### PROBLEM DETAILS:
Look through the lines and report how many include the word "Pretreatment", giving nothing but the number.

--- --- ---

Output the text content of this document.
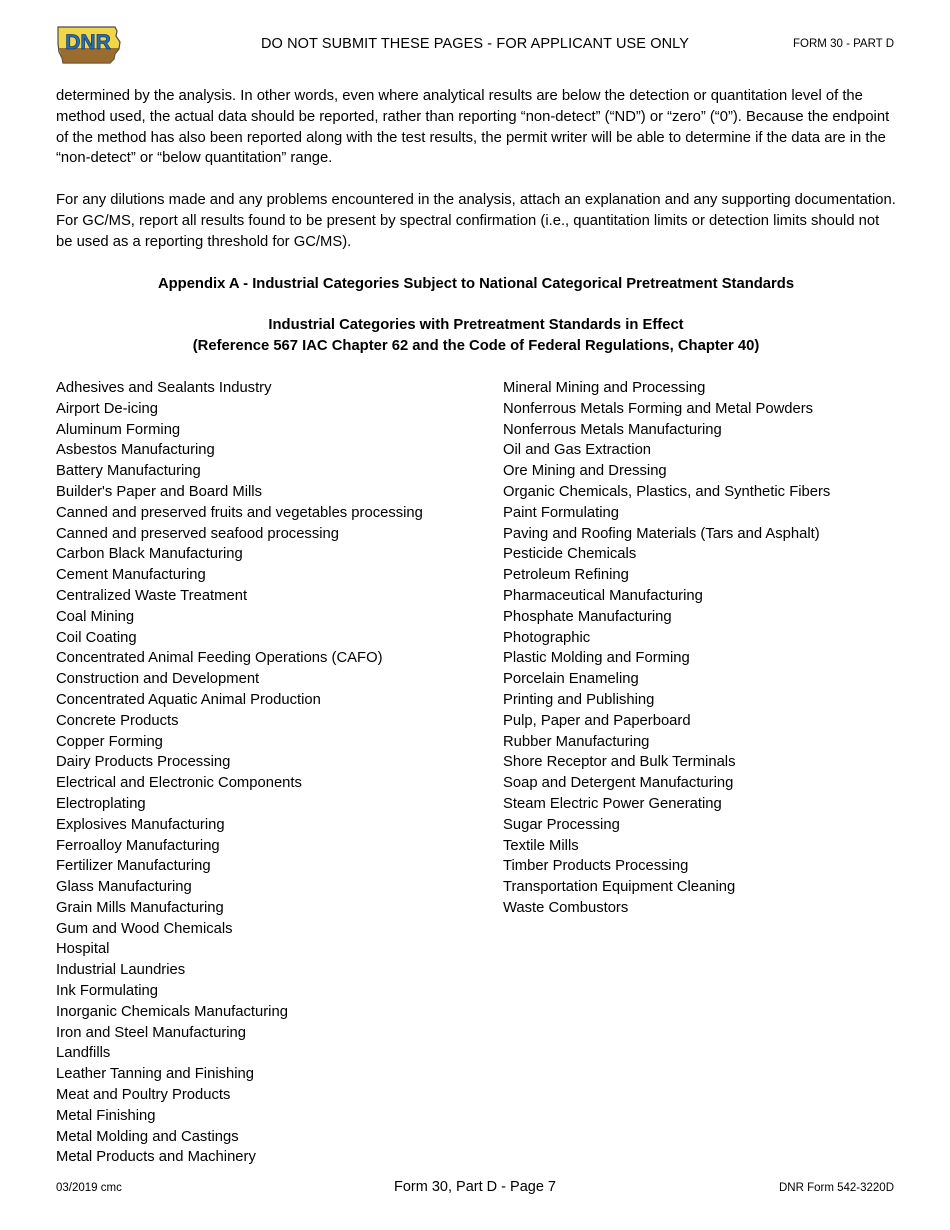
DNR	DO NOT SUBMIT THESE PAGES - FOR APPLICANT USE ONLY	FORM 30 - PART D

determined by the analysis. In other words, even where analytical results are below the detection or quantitation level of the method used, the actual data should be reported, rather than reporting “non-detect” (“ND”) or “zero” (“0”). Because the endpoint of the method has also been reported along with the test results, the permit writer will be able to determine if the data are in the “non-detect” or “below quantitation” range.

For any dilutions made and any problems encountered in the analysis, attach an explanation and any supporting documentation. For GC/MS, report all results found to be present by spectral confirmation (i.e., quantitation limits or detection limits should not be used as a reporting threshold for GC/MS).

Appendix A - Industrial Categories Subject to National Categorical Pretreatment Standards

Industrial Categories with Pretreatment Standards in Effect

(Reference 567 IAC Chapter 62 and the Code of Federal Regulations, Chapter 40)

Adhesives and Sealants Industry
Airport De-icing
Aluminum Forming
Asbestos Manufacturing
Battery Manufacturing
Builder's Paper and Board Mills
Canned and preserved fruits and vegetables processing
Canned and preserved seafood processing
Carbon Black Manufacturing
Cement Manufacturing
Centralized Waste Treatment
Coal Mining
Coil Coating
Concentrated Animal Feeding Operations (CAFO)
Construction and Development
Concentrated Aquatic Animal Production
Concrete Products
Copper Forming
Dairy Products Processing
Electrical and Electronic Components
Electroplating
Explosives Manufacturing
Ferroalloy Manufacturing
Fertilizer Manufacturing
Glass Manufacturing
Grain Mills Manufacturing
Gum and Wood Chemicals
Hospital
Industrial Laundries
Ink Formulating
Inorganic Chemicals Manufacturing
Iron and Steel Manufacturing
Landfills
Leather Tanning and Finishing
Meat and Poultry Products
Metal Finishing
Metal Molding and Castings
Metal Products and Machinery
Mineral Mining and Processing
Nonferrous Metals Forming and Metal Powders
Nonferrous Metals Manufacturing
Oil and Gas Extraction
Ore Mining and Dressing
Organic Chemicals, Plastics, and Synthetic Fibers
Paint Formulating
Paving and Roofing Materials (Tars and Asphalt)
Pesticide Chemicals
Petroleum Refining
Pharmaceutical Manufacturing
Phosphate Manufacturing
Photographic
Plastic Molding and Forming
Porcelain Enameling
Printing and Publishing
Pulp, Paper and Paperboard
Rubber Manufacturing
Shore Receptor and Bulk Terminals
Soap and Detergent Manufacturing
Steam Electric Power Generating
Sugar Processing
Textile Mills
Timber Products Processing
Transportation Equipment Cleaning
Waste Combustors
03/2019 cmc	Form 30, Part D - Page 7	DNR Form 542-3220D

--- --- ---

### RESULT FOR THIS TASK:
2